Short problem -
From the records, pick out and copy each line containing "text".

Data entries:
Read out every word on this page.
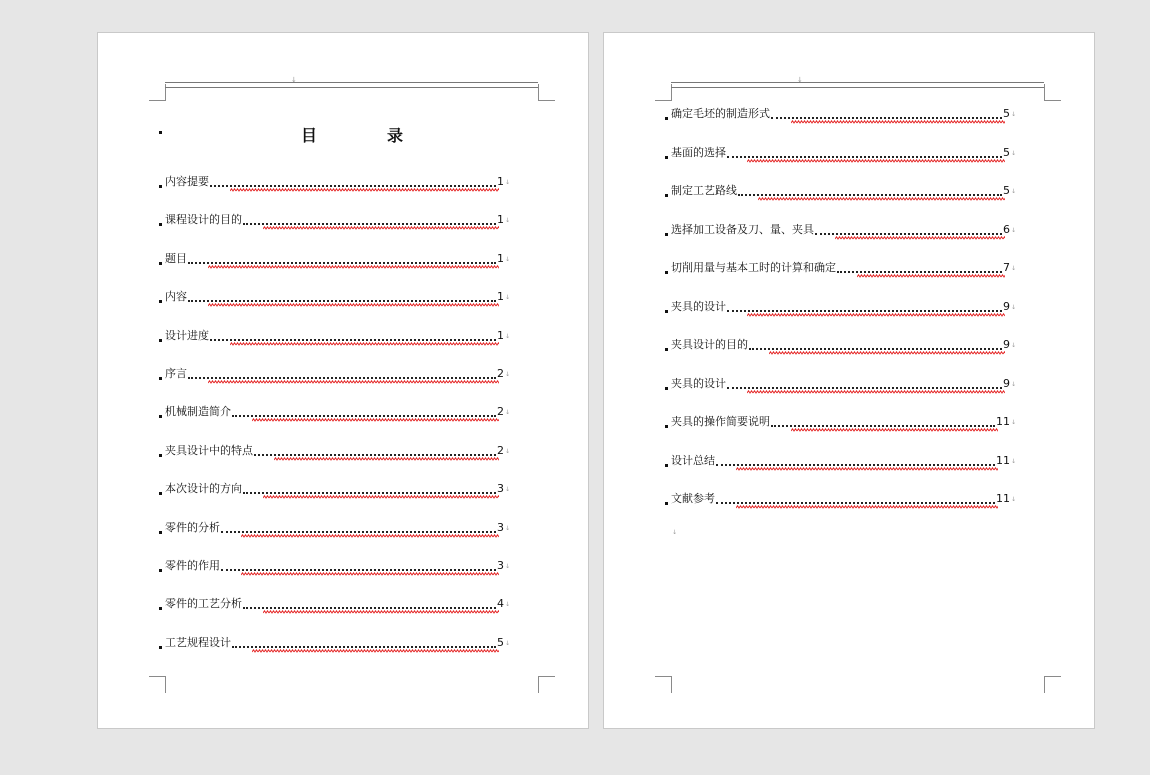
↓
目	录
内容提要	1 ↓
课程设计的目的	1 ↓
题目	1 ↓
内容	1 ↓
设计进度	1 ↓
序言	2 ↓
机械制造简介	2 ↓
夹具设计中的特点	2 ↓
本次设计的方向	3 ↓
零件的分析	3 ↓
零件的作用	3 ↓
零件的工艺分析	4 ↓
工艺规程设计	5 ↓
↓
确定毛坯的制造形式	5 ↓
基面的选择	5 ↓
制定工艺路线	5 ↓
选择加工设备及刀、量、夹具	6 ↓
切削用量与基本工时的计算和确定	7 ↓
夹具的设计	9 ↓
夹具设计的目的	9 ↓
夹具的设计	9 ↓
夹具的操作简要说明	11 ↓
设计总结	11 ↓
文献参考	11 ↓
↓
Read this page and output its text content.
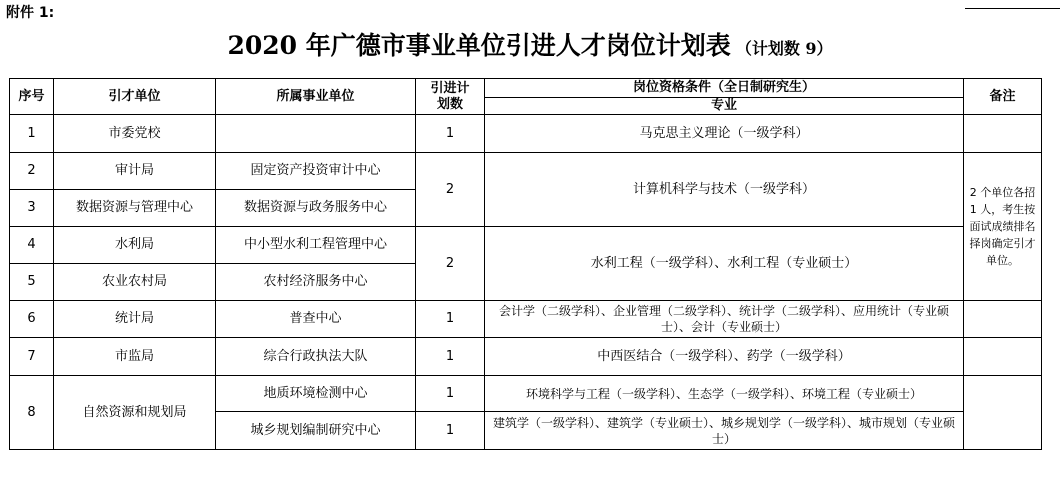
附件 1:
2020 年广德市事业单位引进人才岗位计划表 （计划数 9）
序号	引才单位	所属事业单位	引进计划数	岗位资格条件（全日制研究生）	备注
				专业	
1	市委党校		1	马克思主义理论（一级学科）	
2	审计局	固定资产投资审计中心	2	计算机科学与技术（一级学科）	2 个单位各招 1 人，考生按面试成绩排名择岗确定引才单位。
3	数据资源与管理中心	数据资源与政务服务中心			
4	水利局	中小型水利工程管理中心	2	水利工程（一级学科）、水利工程（专业硕士）	
5	农业农村局	农村经济服务中心			
6	统计局	普查中心	1	会计学（二级学科）、企业管理（二级学科）、统计学（二级学科）、应用统计（专业硕士）、会计（专业硕士）	
7	市监局	综合行政执法大队	1	中西医结合（一级学科）、药学（一级学科）	
8	自然资源和规划局	地质环境检测中心	1	环境科学与工程（一级学科）、生态学（一级学科）、环境工程（专业硕士）	
		城乡规划编制研究中心	1	建筑学（一级学科）、建筑学（专业硕士）、城乡规划学（一级学科）、城市规划（专业硕士）	
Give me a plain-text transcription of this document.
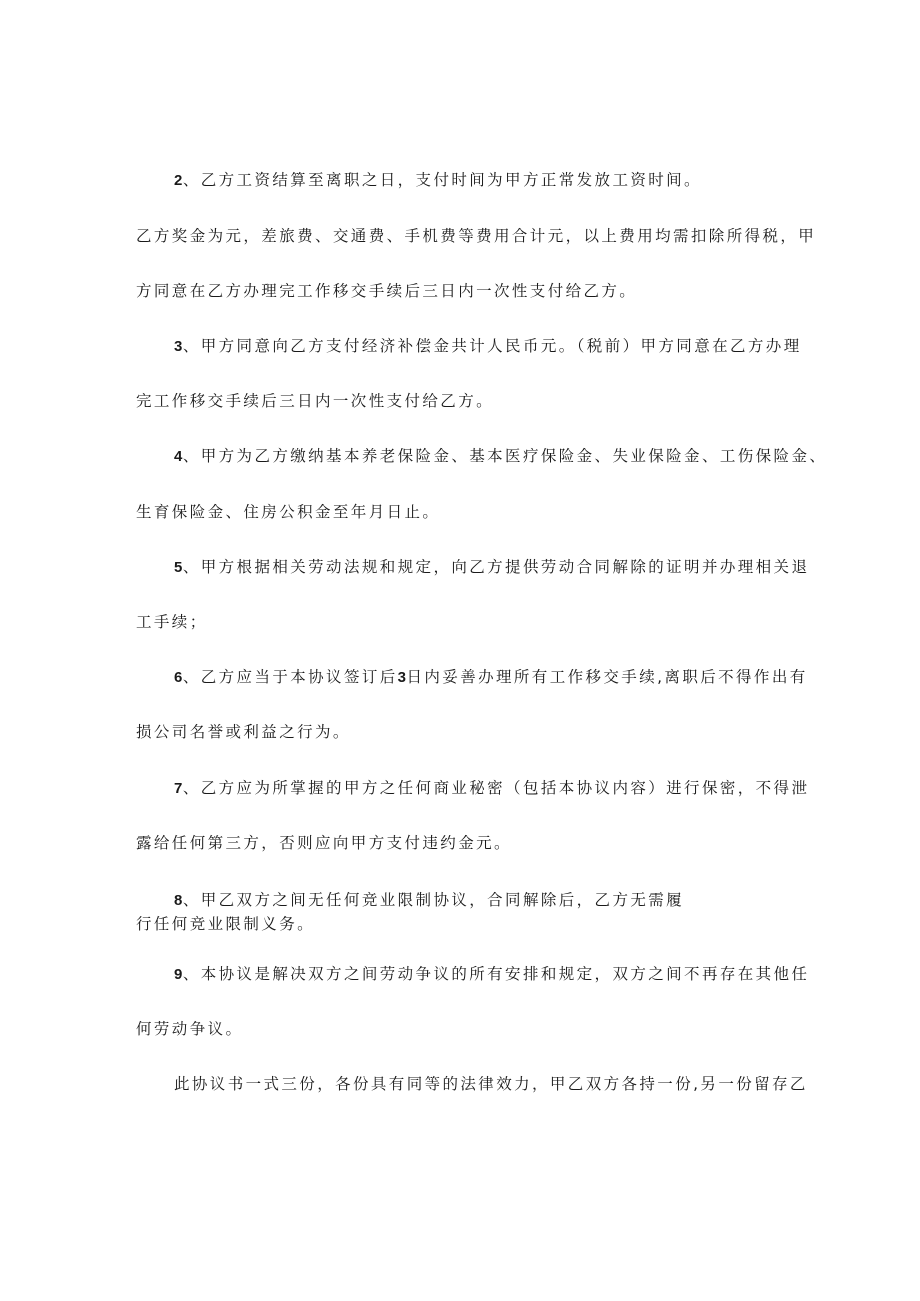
2、乙方工资结算至离职之日，支付时间为甲方正常发放工资时间。

乙方奖金为元，差旅费、交通费、手机费等费用合计元，以上费用均需扣除所得税，甲

方同意在乙方办理完工作移交手续后三日内一次性支付给乙方。

3、甲方同意向乙方支付经济补偿金共计人民币元。（税前）甲方同意在乙方办理

完工作移交手续后三日内一次性支付给乙方。

4、甲方为乙方缴纳基本养老保险金、基本医疗保险金、失业保险金、工伤保险金、

生育保险金、住房公积金至年月日止。

5、甲方根据相关劳动法规和规定，向乙方提供劳动合同解除的证明并办理相关退

工手续；

6、乙方应当于本协议签订后3日内妥善办理所有工作移交手续,离职后不得作出有

损公司名誉或利益之行为。

7、乙方应为所掌握的甲方之任何商业秘密（包括本协议内容）进行保密，不得泄

露给任何第三方，否则应向甲方支付违约金元。

8、甲乙双方之间无任何竞业限制协议，合同解除后，乙方无需履

行任何竞业限制义务。

9、本协议是解决双方之间劳动争议的所有安排和规定，双方之间不再存在其他任

何劳动争议。

此协议书一式三份，各份具有同等的法律效力，甲乙双方各持一份,另一份留存乙
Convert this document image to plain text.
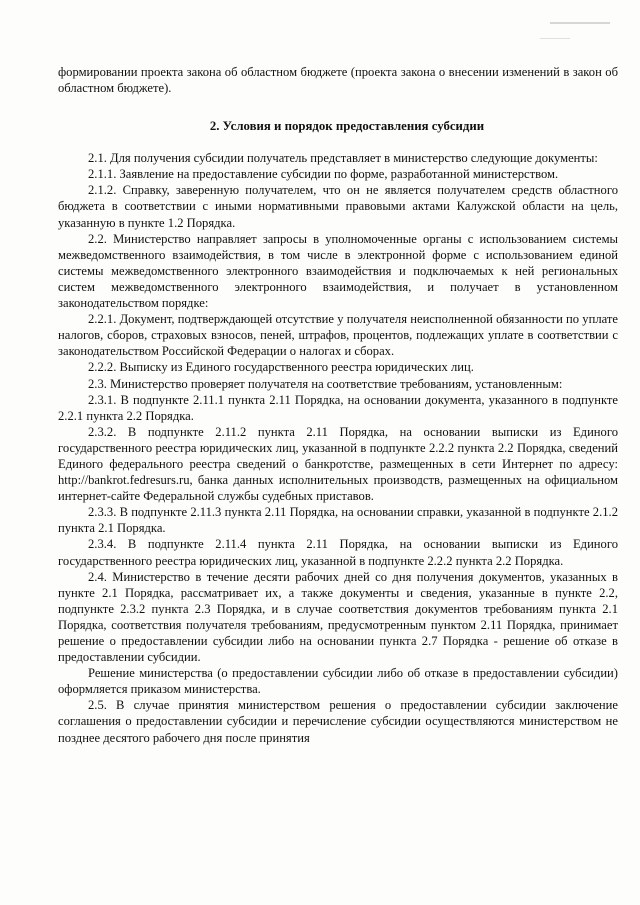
формировании проекта закона об областном бюджете (проекта закона о внесении изменений в закон об областном бюджете).

2. Условия и порядок предоставления субсидии

2.1. Для получения субсидии получатель представляет в министерство следующие документы:

2.1.1. Заявление на предоставление субсидии по форме, разработанной министерством.

2.1.2. Справку, заверенную получателем, что он не является получателем средств областного бюджета в соответствии с иными нормативными правовыми актами Калужской области на цель, указанную в пункте 1.2 Порядка.

2.2. Министерство направляет запросы в уполномоченные органы с использованием системы межведомственного взаимодействия, в том числе в электронной форме с использованием единой системы межведомственного электронного взаимодействия и подключаемых к ней региональных систем межведомственного электронного взаимодействия, и получает в установленном законодательством порядке:

2.2.1. Документ, подтверждающей отсутствие у получателя неисполненной обязанности по уплате налогов, сборов, страховых взносов, пеней, штрафов, процентов, подлежащих уплате в соответствии с законодательством Российской Федерации о налогах и сборах.

2.2.2. Выписку из Единого государственного реестра юридических лиц.

2.3. Министерство проверяет получателя на соответствие требованиям, установленным:

2.3.1. В подпункте 2.11.1 пункта 2.11 Порядка, на основании документа, указанного в подпункте 2.2.1 пункта 2.2 Порядка.

2.3.2. В подпункте 2.11.2 пункта 2.11 Порядка, на основании выписки из Единого государственного реестра юридических лиц, указанной в подпункте 2.2.2 пункта 2.2 Порядка, сведений Единого федерального реестра сведений о банкротстве, размещенных в сети Интернет по адресу: http://bankrot.fedresurs.ru, банка данных исполнительных производств, размещенных на официальном интернет-сайте Федеральной службы судебных приставов.

2.3.3. В подпункте 2.11.3 пункта 2.11 Порядка, на основании справки, указанной в подпункте 2.1.2 пункта 2.1 Порядка.

2.3.4. В подпункте 2.11.4 пункта 2.11 Порядка, на основании выписки из Единого государственного реестра юридических лиц, указанной в подпункте 2.2.2 пункта 2.2 Порядка.

2.4. Министерство в течение десяти рабочих дней со дня получения документов, указанных в пункте 2.1 Порядка, рассматривает их, а также документы и сведения, указанные в пункте 2.2, подпункте 2.3.2 пункта 2.3 Порядка, и в случае соответствия документов требованиям пункта 2.1 Порядка, соответствия получателя требованиям, предусмотренным пунктом 2.11 Порядка, принимает решение о предоставлении субсидии либо на основании пункта 2.7 Порядка - решение об отказе в предоставлении субсидии.

Решение министерства (о предоставлении субсидии либо об отказе в предоставлении субсидии) оформляется приказом министерства.

2.5. В случае принятия министерством решения о предоставлении субсидии заключение соглашения о предоставлении субсидии и перечисление субсидии осуществляются министерством не позднее десятого рабочего дня после принятия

Finished answer -
Read this page and output its text content.
Give me a plain-text transcription of this document.
Convert this document image to plain text.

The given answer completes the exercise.